● TO BE DONE
Copy out every line containing the word "MEADOW".

┌─ INFORMATION SHOWN

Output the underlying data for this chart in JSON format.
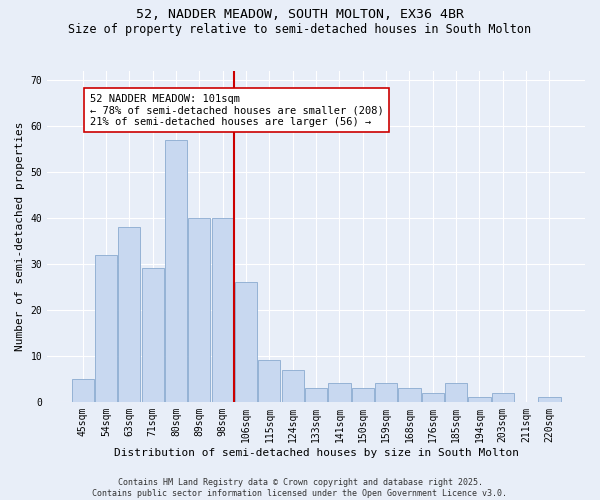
{
  "title_line1": "52, NADDER MEADOW, SOUTH MOLTON, EX36 4BR",
  "title_line2": "Size of property relative to semi-detached houses in South Molton",
  "xlabel": "Distribution of semi-detached houses by size in South Molton",
  "ylabel": "Number of semi-detached properties",
  "categories": [
    "45sqm",
    "54sqm",
    "63sqm",
    "71sqm",
    "80sqm",
    "89sqm",
    "98sqm",
    "106sqm",
    "115sqm",
    "124sqm",
    "133sqm",
    "141sqm",
    "150sqm",
    "159sqm",
    "168sqm",
    "176sqm",
    "185sqm",
    "194sqm",
    "203sqm",
    "211sqm",
    "220sqm"
  ],
  "values": [
    5,
    32,
    38,
    29,
    57,
    40,
    40,
    26,
    9,
    7,
    3,
    4,
    3,
    4,
    3,
    2,
    4,
    1,
    2,
    0,
    1
  ],
  "bar_color": "#c8d8f0",
  "bar_edge_color": "#8aaad0",
  "vline_color": "#cc0000",
  "annotation_text": "52 NADDER MEADOW: 101sqm\n← 78% of semi-detached houses are smaller (208)\n21% of semi-detached houses are larger (56) →",
  "annotation_box_color": "#ffffff",
  "annotation_box_edge_color": "#cc0000",
  "ylim": [
    0,
    72
  ],
  "yticks": [
    0,
    10,
    20,
    30,
    40,
    50,
    60,
    70
  ],
  "footer_text": "Contains HM Land Registry data © Crown copyright and database right 2025.\nContains public sector information licensed under the Open Government Licence v3.0.",
  "background_color": "#e8eef8",
  "plot_bg_color": "#e8eef8",
  "grid_color": "#ffffff",
  "title_fontsize": 9.5,
  "subtitle_fontsize": 8.5,
  "axis_label_fontsize": 8,
  "tick_fontsize": 7,
  "annotation_fontsize": 7.5,
  "footer_fontsize": 6
}
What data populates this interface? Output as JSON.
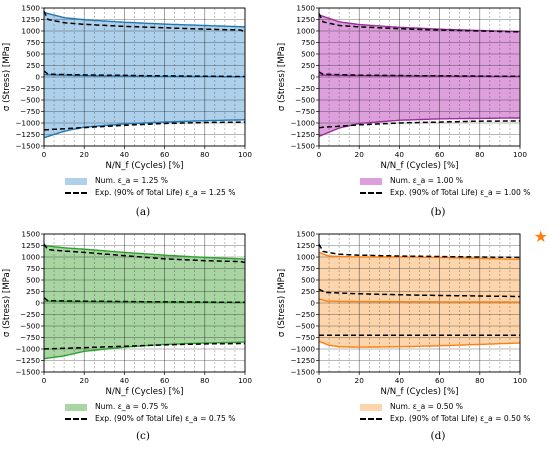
{
  "chart_data": [
    {
      "type": "area",
      "id": "a",
      "caption": "(a)",
      "xlabel": "N/N_f (Cycles) [%]",
      "ylabel": "σ (Stress) [MPa]",
      "xlim": [
        0,
        100
      ],
      "ylim": [
        -1500,
        1500
      ],
      "x_ticks": [
        "0",
        "20",
        "40",
        "60",
        "80",
        "100"
      ],
      "y_ticks": [
        "1500",
        "1250",
        "1000",
        "750",
        "500",
        "250",
        "0",
        "−250",
        "−500",
        "−750",
        "−1000",
        "−1250",
        "−1500"
      ],
      "grid": true,
      "color": "#1f77b4",
      "fill": "#aed0ea",
      "numerical_max": [
        [
          0,
          1400
        ],
        [
          10,
          1290
        ],
        [
          20,
          1245
        ],
        [
          40,
          1190
        ],
        [
          60,
          1150
        ],
        [
          80,
          1120
        ],
        [
          100,
          1090
        ]
      ],
      "numerical_mean": [
        [
          0,
          50
        ],
        [
          20,
          30
        ],
        [
          50,
          15
        ],
        [
          100,
          5
        ]
      ],
      "numerical_min": [
        [
          0,
          -1320
        ],
        [
          10,
          -1180
        ],
        [
          20,
          -1090
        ],
        [
          40,
          -1020
        ],
        [
          60,
          -980
        ],
        [
          80,
          -950
        ],
        [
          100,
          -930
        ]
      ],
      "experimental_max": [
        [
          0,
          1430
        ],
        [
          2,
          1250
        ],
        [
          10,
          1180
        ],
        [
          20,
          1145
        ],
        [
          40,
          1100
        ],
        [
          60,
          1070
        ],
        [
          80,
          1040
        ],
        [
          98,
          1020
        ],
        [
          100,
          970
        ]
      ],
      "experimental_mean": [
        [
          0,
          130
        ],
        [
          2,
          60
        ],
        [
          20,
          45
        ],
        [
          60,
          25
        ],
        [
          100,
          10
        ]
      ],
      "experimental_min": [
        [
          0,
          -1150
        ],
        [
          20,
          -1100
        ],
        [
          40,
          -1050
        ],
        [
          60,
          -1010
        ],
        [
          80,
          -990
        ],
        [
          100,
          -980
        ]
      ],
      "legend": [
        "Num. ε_a = 1.25 %",
        "Exp. (90% of Total Life) ε_a = 1.25 %"
      ]
    },
    {
      "type": "area",
      "id": "b",
      "caption": "(b)",
      "xlabel": "N/N_f (Cycles) [%]",
      "ylabel": "σ (Stress) [MPa]",
      "xlim": [
        0,
        100
      ],
      "ylim": [
        -1500,
        1500
      ],
      "x_ticks": [
        "0",
        "20",
        "40",
        "60",
        "80",
        "100"
      ],
      "y_ticks": [
        "1500",
        "1250",
        "1000",
        "750",
        "500",
        "250",
        "0",
        "−250",
        "−500",
        "−750",
        "−1000",
        "−1250",
        "−1500"
      ],
      "grid": true,
      "color": "#9b2d9b",
      "fill": "#dda0dd",
      "numerical_max": [
        [
          0,
          1350
        ],
        [
          10,
          1200
        ],
        [
          20,
          1140
        ],
        [
          40,
          1080
        ],
        [
          60,
          1040
        ],
        [
          80,
          1010
        ],
        [
          100,
          990
        ]
      ],
      "numerical_mean": [
        [
          0,
          40
        ],
        [
          20,
          30
        ],
        [
          60,
          20
        ],
        [
          100,
          10
        ]
      ],
      "numerical_min": [
        [
          0,
          -1290
        ],
        [
          10,
          -1110
        ],
        [
          20,
          -1010
        ],
        [
          40,
          -940
        ],
        [
          60,
          -910
        ],
        [
          80,
          -900
        ],
        [
          100,
          -890
        ]
      ],
      "experimental_max": [
        [
          0,
          1380
        ],
        [
          2,
          1200
        ],
        [
          10,
          1120
        ],
        [
          20,
          1090
        ],
        [
          40,
          1050
        ],
        [
          60,
          1020
        ],
        [
          80,
          1000
        ],
        [
          100,
          980
        ]
      ],
      "experimental_mean": [
        [
          0,
          110
        ],
        [
          2,
          60
        ],
        [
          20,
          40
        ],
        [
          60,
          25
        ],
        [
          100,
          15
        ]
      ],
      "experimental_min": [
        [
          0,
          -1100
        ],
        [
          20,
          -1040
        ],
        [
          40,
          -1000
        ],
        [
          60,
          -980
        ],
        [
          80,
          -960
        ],
        [
          100,
          -955
        ]
      ],
      "legend": [
        "Num. ε_a = 1.00 %",
        "Exp. (90% of Total Life) ε_a = 1.00 %"
      ]
    },
    {
      "type": "area",
      "id": "c",
      "caption": "(c)",
      "xlabel": "N/N_f (Cycles) [%]",
      "ylabel": "σ (Stress) [MPa]",
      "xlim": [
        0,
        100
      ],
      "ylim": [
        -1500,
        1500
      ],
      "x_ticks": [
        "0",
        "20",
        "40",
        "60",
        "80",
        "100"
      ],
      "y_ticks": [
        "1500",
        "1250",
        "1000",
        "750",
        "500",
        "250",
        "0",
        "−250",
        "−500",
        "−750",
        "−1000",
        "−1250",
        "−1500"
      ],
      "grid": true,
      "color": "#2ca02c",
      "fill": "#a8d5a2",
      "numerical_max": [
        [
          0,
          1250
        ],
        [
          10,
          1200
        ],
        [
          20,
          1170
        ],
        [
          40,
          1100
        ],
        [
          60,
          1040
        ],
        [
          80,
          990
        ],
        [
          98,
          960
        ],
        [
          100,
          950
        ]
      ],
      "numerical_mean": [
        [
          0,
          40
        ],
        [
          20,
          30
        ],
        [
          60,
          20
        ],
        [
          100,
          10
        ]
      ],
      "numerical_min": [
        [
          0,
          -1210
        ],
        [
          10,
          -1150
        ],
        [
          20,
          -1050
        ],
        [
          40,
          -960
        ],
        [
          60,
          -900
        ],
        [
          80,
          -870
        ],
        [
          100,
          -850
        ]
      ],
      "experimental_max": [
        [
          0,
          1280
        ],
        [
          2,
          1160
        ],
        [
          10,
          1130
        ],
        [
          20,
          1100
        ],
        [
          40,
          1030
        ],
        [
          60,
          960
        ],
        [
          80,
          920
        ],
        [
          98,
          900
        ],
        [
          100,
          880
        ]
      ],
      "experimental_mean": [
        [
          0,
          110
        ],
        [
          2,
          50
        ],
        [
          20,
          40
        ],
        [
          60,
          25
        ],
        [
          100,
          15
        ]
      ],
      "experimental_min": [
        [
          0,
          -1000
        ],
        [
          20,
          -970
        ],
        [
          40,
          -940
        ],
        [
          60,
          -910
        ],
        [
          80,
          -890
        ],
        [
          100,
          -880
        ]
      ],
      "legend": [
        "Num. ε_a = 0.75 %",
        "Exp. (90% of Total Life) ε_a = 0.75 %"
      ]
    },
    {
      "type": "area",
      "id": "d",
      "caption": "(d)",
      "xlabel": "N/N_f (Cycles) [%]",
      "ylabel": "σ (Stress) [MPa]",
      "xlim": [
        0,
        100
      ],
      "ylim": [
        -1500,
        1500
      ],
      "x_ticks": [
        "0",
        "20",
        "40",
        "60",
        "80",
        "100"
      ],
      "y_ticks": [
        "1500",
        "1250",
        "1000",
        "750",
        "500",
        "250",
        "0",
        "−250",
        "−500",
        "−750",
        "−1000",
        "−1250",
        "−1500"
      ],
      "grid": true,
      "color": "#ff7f0e",
      "fill": "#fdd5ac",
      "numerical_max": [
        [
          0,
          1100
        ],
        [
          5,
          1020
        ],
        [
          20,
          1000
        ],
        [
          40,
          1000
        ],
        [
          60,
          990
        ],
        [
          80,
          970
        ],
        [
          100,
          950
        ]
      ],
      "numerical_mean": [
        [
          0,
          90
        ],
        [
          4,
          40
        ],
        [
          20,
          30
        ],
        [
          60,
          25
        ],
        [
          100,
          20
        ]
      ],
      "numerical_min": [
        [
          0,
          -830
        ],
        [
          5,
          -920
        ],
        [
          10,
          -950
        ],
        [
          20,
          -960
        ],
        [
          40,
          -950
        ],
        [
          60,
          -930
        ],
        [
          80,
          -900
        ],
        [
          100,
          -870
        ]
      ],
      "experimental_max": [
        [
          0,
          1280
        ],
        [
          2,
          1120
        ],
        [
          10,
          1060
        ],
        [
          20,
          1040
        ],
        [
          40,
          1020
        ],
        [
          60,
          1010
        ],
        [
          80,
          1000
        ],
        [
          100,
          990
        ]
      ],
      "experimental_mean": [
        [
          0,
          300
        ],
        [
          3,
          230
        ],
        [
          20,
          200
        ],
        [
          50,
          170
        ],
        [
          100,
          140
        ]
      ],
      "experimental_min": [
        [
          0,
          -700
        ],
        [
          20,
          -700
        ],
        [
          60,
          -700
        ],
        [
          100,
          -700
        ]
      ],
      "legend": [
        "Num. ε_a = 0.50 %",
        "Exp. (90% of Total Life) ε_a = 0.50 %"
      ]
    }
  ],
  "star": "★"
}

└─

● EXERCISE RESULT
  "title_line1": "52, NADDER MEADOW, SOUTH MOLTON, EX36 4BR",
  "annotation_text": "52 NADDER MEADOW: 101sqm\n← 78% of semi-detached houses are smaller (208)\n21% of semi-detached houses are larger (56) →",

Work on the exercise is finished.